• **Exercise description**: From the listing that follows, output everything exactly except the pictures.

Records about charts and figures
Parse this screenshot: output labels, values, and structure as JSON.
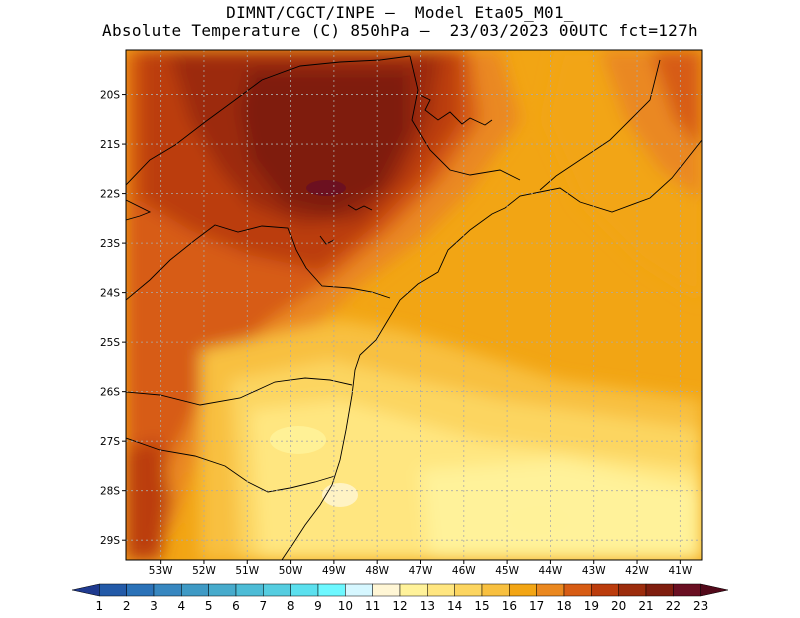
{
  "title": {
    "line1": "DIMNT/CGCT/INPE –  Model Eta05_M01_",
    "line2": "Absolute Temperature (C) 850hPa –  23/03/2023 00UTC fct=127h"
  },
  "map": {
    "lon_range": [
      -53.8,
      -40.5
    ],
    "lat_range": [
      -29.4,
      -19.1
    ],
    "lon_ticks": [
      "53W",
      "52W",
      "51W",
      "50W",
      "49W",
      "48W",
      "47W",
      "46W",
      "45W",
      "44W",
      "43W",
      "42W",
      "41W"
    ],
    "lat_ticks": [
      "20S",
      "21S",
      "22S",
      "23S",
      "24S",
      "25S",
      "26S",
      "27S",
      "28S",
      "29S"
    ]
  },
  "colorbar": {
    "labels": [
      "1",
      "2",
      "3",
      "4",
      "5",
      "6",
      "7",
      "8",
      "9",
      "10",
      "11",
      "12",
      "13",
      "14",
      "15",
      "16",
      "17",
      "18",
      "19",
      "20",
      "21",
      "22",
      "23"
    ],
    "colors": [
      "#1f3a8f",
      "#235aa8",
      "#2b72b8",
      "#3787c0",
      "#3f9ac5",
      "#47abcc",
      "#4dbcd6",
      "#55cde0",
      "#5be0ee",
      "#6df8ff",
      "#d6f7ff",
      "#fff6d5",
      "#fff29a",
      "#ffe680",
      "#fcd560",
      "#f8c040",
      "#f2a514",
      "#ea8820",
      "#d75c14",
      "#bb3c0c",
      "#9c2c0c",
      "#7f1d0e",
      "#6a0f22",
      "#52091a"
    ]
  }
}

• **Result for this task**:
Parse this screenshot: output labels, values, and structure as JSON.
{
  "title": {
    "line1": "DIMNT/CGCT/INPE –  Model Eta05_M01_",
    "line2": "Absolute Temperature (C) 850hPa –  23/03/2023 00UTC fct=127h"
  },
  "map": {
    "lon_range": [
      -53.8,
      -40.5
    ],
    "lat_range": [
      -29.4,
      -19.1
    ],
    "lon_ticks": [
      "53W",
      "52W",
      "51W",
      "50W",
      "49W",
      "48W",
      "47W",
      "46W",
      "45W",
      "44W",
      "43W",
      "42W",
      "41W"
    ],
    "lat_ticks": [
      "20S",
      "21S",
      "22S",
      "23S",
      "24S",
      "25S",
      "26S",
      "27S",
      "28S",
      "29S"
    ]
  },
  "colorbar": {
    "labels": [
      "1",
      "2",
      "3",
      "4",
      "5",
      "6",
      "7",
      "8",
      "9",
      "10",
      "11",
      "12",
      "13",
      "14",
      "15",
      "16",
      "17",
      "18",
      "19",
      "20",
      "21",
      "22",
      "23"
    ],
    "colors": [
      "#1f3a8f",
      "#235aa8",
      "#2b72b8",
      "#3787c0",
      "#3f9ac5",
      "#47abcc",
      "#4dbcd6",
      "#55cde0",
      "#5be0ee",
      "#6df8ff",
      "#d6f7ff",
      "#fff6d5",
      "#fff29a",
      "#ffe680",
      "#fcd560",
      "#f8c040",
      "#f2a514",
      "#ea8820",
      "#d75c14",
      "#bb3c0c",
      "#9c2c0c",
      "#7f1d0e",
      "#6a0f22",
      "#52091a"
    ]
  }
}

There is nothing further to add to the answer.